- Written instruction: Pictures are not part of the copy; repeat everything else in the records exactly.

** start of Material provided **

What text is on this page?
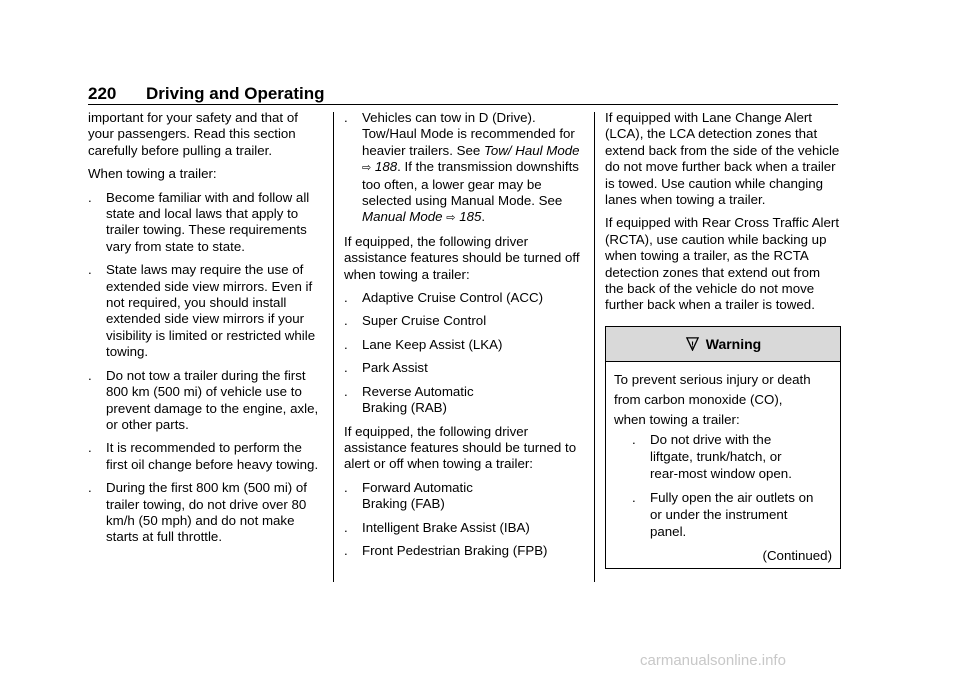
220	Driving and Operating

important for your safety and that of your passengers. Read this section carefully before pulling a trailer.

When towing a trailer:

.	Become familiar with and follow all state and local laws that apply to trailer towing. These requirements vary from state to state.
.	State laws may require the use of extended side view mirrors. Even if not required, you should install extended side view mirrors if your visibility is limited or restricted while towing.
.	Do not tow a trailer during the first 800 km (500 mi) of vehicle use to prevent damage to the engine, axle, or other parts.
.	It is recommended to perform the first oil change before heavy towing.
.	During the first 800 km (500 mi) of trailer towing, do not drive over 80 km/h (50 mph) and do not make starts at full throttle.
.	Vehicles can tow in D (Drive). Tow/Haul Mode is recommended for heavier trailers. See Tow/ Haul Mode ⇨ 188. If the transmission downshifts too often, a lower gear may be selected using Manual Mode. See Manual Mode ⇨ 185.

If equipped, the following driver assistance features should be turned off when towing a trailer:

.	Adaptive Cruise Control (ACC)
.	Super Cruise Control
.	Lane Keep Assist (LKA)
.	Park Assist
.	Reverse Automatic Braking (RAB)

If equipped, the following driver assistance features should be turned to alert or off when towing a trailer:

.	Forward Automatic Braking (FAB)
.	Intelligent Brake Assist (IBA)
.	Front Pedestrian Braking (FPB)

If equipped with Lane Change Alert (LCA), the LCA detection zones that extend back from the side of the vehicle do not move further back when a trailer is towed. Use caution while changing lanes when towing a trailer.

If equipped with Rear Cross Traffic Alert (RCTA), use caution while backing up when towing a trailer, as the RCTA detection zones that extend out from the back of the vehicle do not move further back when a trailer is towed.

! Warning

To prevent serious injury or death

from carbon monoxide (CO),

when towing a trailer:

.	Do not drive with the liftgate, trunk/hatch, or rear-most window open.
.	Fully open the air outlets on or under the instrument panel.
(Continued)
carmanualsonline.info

** end of Material provided **

- Exercise solution:
What text is on this page?
220	Driving and Operating

important for your safety and that of your passengers. Read this section carefully before pulling a trailer.

When towing a trailer:

.	Become familiar with and follow all state and local laws that apply to trailer towing. These requirements vary from state to state.
.	State laws may require the use of extended side view mirrors. Even if not required, you should install extended side view mirrors if your visibility is limited or restricted while towing.
.	Do not tow a trailer during the first 800 km (500 mi) of vehicle use to prevent damage to the engine, axle, or other parts.
.	It is recommended to perform the first oil change before heavy towing.
.	During the first 800 km (500 mi) of trailer towing, do not drive over 80 km/h (50 mph) and do not make starts at full throttle.
.	Vehicles can tow in D (Drive). Tow/Haul Mode is recommended for heavier trailers. See Tow/ Haul Mode ⇨ 188. If the transmission downshifts too often, a lower gear may be selected using Manual Mode. See Manual Mode ⇨ 185.

If equipped, the following driver assistance features should be turned off when towing a trailer:

.	Adaptive Cruise Control (ACC)
.	Super Cruise Control
.	Lane Keep Assist (LKA)
.	Park Assist
.	Reverse Automatic Braking (RAB)

If equipped, the following driver assistance features should be turned to alert or off when towing a trailer:

.	Forward Automatic Braking (FAB)
.	Intelligent Brake Assist (IBA)
.	Front Pedestrian Braking (FPB)

If equipped with Lane Change Alert (LCA), the LCA detection zones that extend back from the side of the vehicle do not move further back when a trailer is towed. Use caution while changing lanes when towing a trailer.

If equipped with Rear Cross Traffic Alert (RCTA), use caution while backing up when towing a trailer, as the RCTA detection zones that extend out from the back of the vehicle do not move further back when a trailer is towed.

! Warning

To prevent serious injury or death

from carbon monoxide (CO),

when towing a trailer:

.	Do not drive with the liftgate, trunk/hatch, or rear-most window open.
.	Fully open the air outlets on or under the instrument panel.
(Continued)
carmanualsonline.info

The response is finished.